--- start of INPUT MATERIAL ---
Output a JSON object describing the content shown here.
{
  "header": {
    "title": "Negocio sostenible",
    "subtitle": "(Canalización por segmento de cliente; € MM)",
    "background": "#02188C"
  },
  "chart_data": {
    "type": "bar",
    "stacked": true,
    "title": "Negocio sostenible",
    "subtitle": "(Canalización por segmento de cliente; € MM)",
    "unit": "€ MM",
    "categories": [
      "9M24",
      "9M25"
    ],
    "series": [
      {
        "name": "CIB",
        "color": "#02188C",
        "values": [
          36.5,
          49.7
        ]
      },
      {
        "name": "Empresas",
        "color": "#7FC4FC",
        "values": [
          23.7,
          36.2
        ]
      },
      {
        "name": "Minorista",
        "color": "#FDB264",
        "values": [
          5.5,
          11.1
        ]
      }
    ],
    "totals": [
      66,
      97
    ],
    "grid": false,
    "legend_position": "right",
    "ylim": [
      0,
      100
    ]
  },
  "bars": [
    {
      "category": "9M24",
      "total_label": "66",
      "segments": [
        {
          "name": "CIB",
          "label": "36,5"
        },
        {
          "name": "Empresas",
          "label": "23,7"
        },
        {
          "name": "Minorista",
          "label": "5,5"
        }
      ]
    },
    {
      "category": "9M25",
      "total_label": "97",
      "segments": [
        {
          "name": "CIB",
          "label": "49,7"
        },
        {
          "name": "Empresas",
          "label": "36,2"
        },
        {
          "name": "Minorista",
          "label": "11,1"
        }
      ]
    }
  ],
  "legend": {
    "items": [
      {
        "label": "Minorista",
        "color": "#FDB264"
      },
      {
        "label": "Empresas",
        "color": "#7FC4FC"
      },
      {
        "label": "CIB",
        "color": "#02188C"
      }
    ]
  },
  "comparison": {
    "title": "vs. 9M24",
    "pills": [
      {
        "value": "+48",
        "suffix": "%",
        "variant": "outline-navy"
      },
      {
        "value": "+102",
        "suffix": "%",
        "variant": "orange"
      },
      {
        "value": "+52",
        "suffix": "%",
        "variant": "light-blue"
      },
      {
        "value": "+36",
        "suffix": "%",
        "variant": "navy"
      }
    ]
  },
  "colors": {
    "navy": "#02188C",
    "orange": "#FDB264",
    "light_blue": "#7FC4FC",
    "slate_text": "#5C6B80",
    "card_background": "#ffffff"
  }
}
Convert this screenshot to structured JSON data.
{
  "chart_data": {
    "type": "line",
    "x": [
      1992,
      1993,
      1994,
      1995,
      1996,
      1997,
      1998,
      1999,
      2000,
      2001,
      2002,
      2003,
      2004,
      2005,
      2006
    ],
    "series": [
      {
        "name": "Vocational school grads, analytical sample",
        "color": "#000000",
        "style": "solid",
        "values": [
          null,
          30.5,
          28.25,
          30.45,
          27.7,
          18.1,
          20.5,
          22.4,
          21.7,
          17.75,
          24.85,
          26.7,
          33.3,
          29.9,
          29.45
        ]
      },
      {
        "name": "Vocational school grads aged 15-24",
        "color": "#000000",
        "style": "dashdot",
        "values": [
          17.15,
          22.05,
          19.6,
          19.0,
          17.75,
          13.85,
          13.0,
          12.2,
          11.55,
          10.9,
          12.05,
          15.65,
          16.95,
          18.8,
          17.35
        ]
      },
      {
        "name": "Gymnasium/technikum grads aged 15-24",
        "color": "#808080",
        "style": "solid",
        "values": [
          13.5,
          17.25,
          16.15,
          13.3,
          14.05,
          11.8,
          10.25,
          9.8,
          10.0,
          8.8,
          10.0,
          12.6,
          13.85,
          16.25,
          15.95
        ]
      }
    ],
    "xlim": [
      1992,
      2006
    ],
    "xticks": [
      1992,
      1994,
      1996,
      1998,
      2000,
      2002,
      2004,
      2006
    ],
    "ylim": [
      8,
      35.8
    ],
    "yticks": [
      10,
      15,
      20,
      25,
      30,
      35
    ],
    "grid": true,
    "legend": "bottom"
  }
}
--- end of INPUT MATERIAL ---
▶ [INSTRUCTION] Copy out the lines in which the string "Empresas" appears.

▶ [REPLY TO THE TASK]
        "name": "Empresas",
          "name": "Empresas",
          "name": "Empresas",
        "label": "Empresas",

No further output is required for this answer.